*What to do:*
Copy out the entries below in full and exactly.

*Dataset excerpts:*
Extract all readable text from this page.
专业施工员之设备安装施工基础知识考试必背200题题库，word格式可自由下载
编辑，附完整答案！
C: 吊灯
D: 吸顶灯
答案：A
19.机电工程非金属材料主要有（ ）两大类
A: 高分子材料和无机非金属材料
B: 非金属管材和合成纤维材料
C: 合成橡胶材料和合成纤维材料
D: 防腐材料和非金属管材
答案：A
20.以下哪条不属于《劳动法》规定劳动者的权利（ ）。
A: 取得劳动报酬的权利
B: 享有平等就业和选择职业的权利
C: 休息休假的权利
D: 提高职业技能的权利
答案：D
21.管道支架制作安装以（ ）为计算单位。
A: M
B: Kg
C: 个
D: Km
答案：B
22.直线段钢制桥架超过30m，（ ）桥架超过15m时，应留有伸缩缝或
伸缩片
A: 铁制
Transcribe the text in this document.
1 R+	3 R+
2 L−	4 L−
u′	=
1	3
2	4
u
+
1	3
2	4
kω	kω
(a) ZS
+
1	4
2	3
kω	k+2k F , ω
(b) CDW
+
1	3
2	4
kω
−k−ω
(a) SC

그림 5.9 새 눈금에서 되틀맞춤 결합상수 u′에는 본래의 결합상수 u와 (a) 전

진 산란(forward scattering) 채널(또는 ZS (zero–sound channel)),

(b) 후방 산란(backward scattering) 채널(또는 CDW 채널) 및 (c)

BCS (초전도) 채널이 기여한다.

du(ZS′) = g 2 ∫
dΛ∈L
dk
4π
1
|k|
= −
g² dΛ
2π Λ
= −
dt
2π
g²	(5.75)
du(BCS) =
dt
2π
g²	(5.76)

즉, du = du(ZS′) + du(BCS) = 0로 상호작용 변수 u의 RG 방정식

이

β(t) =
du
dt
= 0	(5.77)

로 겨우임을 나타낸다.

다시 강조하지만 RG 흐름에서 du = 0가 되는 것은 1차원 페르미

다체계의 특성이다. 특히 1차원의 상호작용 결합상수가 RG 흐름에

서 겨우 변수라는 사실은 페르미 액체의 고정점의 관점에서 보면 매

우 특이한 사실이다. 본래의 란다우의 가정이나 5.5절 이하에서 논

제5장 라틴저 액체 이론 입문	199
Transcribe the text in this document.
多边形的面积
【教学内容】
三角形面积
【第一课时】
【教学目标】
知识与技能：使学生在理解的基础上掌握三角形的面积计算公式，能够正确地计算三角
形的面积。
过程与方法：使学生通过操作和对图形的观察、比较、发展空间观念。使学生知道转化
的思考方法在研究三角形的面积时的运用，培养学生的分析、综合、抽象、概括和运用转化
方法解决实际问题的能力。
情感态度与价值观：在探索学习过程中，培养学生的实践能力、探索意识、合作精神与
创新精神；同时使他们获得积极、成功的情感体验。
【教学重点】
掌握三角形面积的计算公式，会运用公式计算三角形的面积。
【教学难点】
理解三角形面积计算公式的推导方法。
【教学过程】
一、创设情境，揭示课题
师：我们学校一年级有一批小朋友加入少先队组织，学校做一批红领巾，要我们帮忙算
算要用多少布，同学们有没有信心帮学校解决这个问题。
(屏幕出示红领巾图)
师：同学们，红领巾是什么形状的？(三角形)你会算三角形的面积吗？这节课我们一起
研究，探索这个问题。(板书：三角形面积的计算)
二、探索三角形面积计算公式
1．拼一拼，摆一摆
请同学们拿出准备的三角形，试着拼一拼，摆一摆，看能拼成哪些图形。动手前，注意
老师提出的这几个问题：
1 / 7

*Exercise result:*
Extract all readable text from this page.
专业施工员之设备安装施工基础知识考试必背200题题库，word格式可自由下载
编辑，附完整答案！
C: 吊灯
D: 吸顶灯
答案：A
19.机电工程非金属材料主要有（ ）两大类
A: 高分子材料和无机非金属材料
B: 非金属管材和合成纤维材料
C: 合成橡胶材料和合成纤维材料
D: 防腐材料和非金属管材
答案：A
20.以下哪条不属于《劳动法》规定劳动者的权利（ ）。
A: 取得劳动报酬的权利
B: 享有平等就业和选择职业的权利
C: 休息休假的权利
D: 提高职业技能的权利
答案：D
21.管道支架制作安装以（ ）为计算单位。
A: M
B: Kg
C: 个
D: Km
答案：B
22.直线段钢制桥架超过30m，（ ）桥架超过15m时，应留有伸缩缝或
伸缩片
A: 铁制
Transcribe the text in this document.
1 R+	3 R+
2 L−	4 L−
u′	=
1	3
2	4
u
+
1	3
2	4
kω	kω
(a) ZS
+
1	4
2	3
kω	k+2k F , ω
(b) CDW
+
1	3
2	4
kω
−k−ω
(a) SC

그림 5.9 새 눈금에서 되틀맞춤 결합상수 u′에는 본래의 결합상수 u와 (a) 전

진 산란(forward scattering) 채널(또는 ZS (zero–sound channel)),

(b) 후방 산란(backward scattering) 채널(또는 CDW 채널) 및 (c)

BCS (초전도) 채널이 기여한다.

du(ZS′) = g 2 ∫
dΛ∈L
dk
4π
1
|k|
= −
g² dΛ
2π Λ
= −
dt
2π
g²	(5.75)
du(BCS) =
dt
2π
g²	(5.76)

즉, du = du(ZS′) + du(BCS) = 0로 상호작용 변수 u의 RG 방정식

이

β(t) =
du
dt
= 0	(5.77)

로 겨우임을 나타낸다.

다시 강조하지만 RG 흐름에서 du = 0가 되는 것은 1차원 페르미

다체계의 특성이다. 특히 1차원의 상호작용 결합상수가 RG 흐름에

서 겨우 변수라는 사실은 페르미 액체의 고정점의 관점에서 보면 매

우 특이한 사실이다. 본래의 란다우의 가정이나 5.5절 이하에서 논

제5장 라틴저 액체 이론 입문	199
Transcribe the text in this document.
多边形的面积
【教学内容】
三角形面积
【第一课时】
【教学目标】
知识与技能：使学生在理解的基础上掌握三角形的面积计算公式，能够正确地计算三角
形的面积。
过程与方法：使学生通过操作和对图形的观察、比较、发展空间观念。使学生知道转化
的思考方法在研究三角形的面积时的运用，培养学生的分析、综合、抽象、概括和运用转化
方法解决实际问题的能力。
情感态度与价值观：在探索学习过程中，培养学生的实践能力、探索意识、合作精神与
创新精神；同时使他们获得积极、成功的情感体验。
【教学重点】
掌握三角形面积的计算公式，会运用公式计算三角形的面积。
【教学难点】
理解三角形面积计算公式的推导方法。
【教学过程】
一、创设情境，揭示课题
师：我们学校一年级有一批小朋友加入少先队组织，学校做一批红领巾，要我们帮忙算
算要用多少布，同学们有没有信心帮学校解决这个问题。
(屏幕出示红领巾图)
师：同学们，红领巾是什么形状的？(三角形)你会算三角形的面积吗？这节课我们一起
研究，探索这个问题。(板书：三角形面积的计算)
二、探索三角形面积计算公式
1．拼一拼，摆一摆
请同学们拿出准备的三角形，试着拼一拼，摆一摆，看能拼成哪些图形。动手前，注意
老师提出的这几个问题：
1 / 7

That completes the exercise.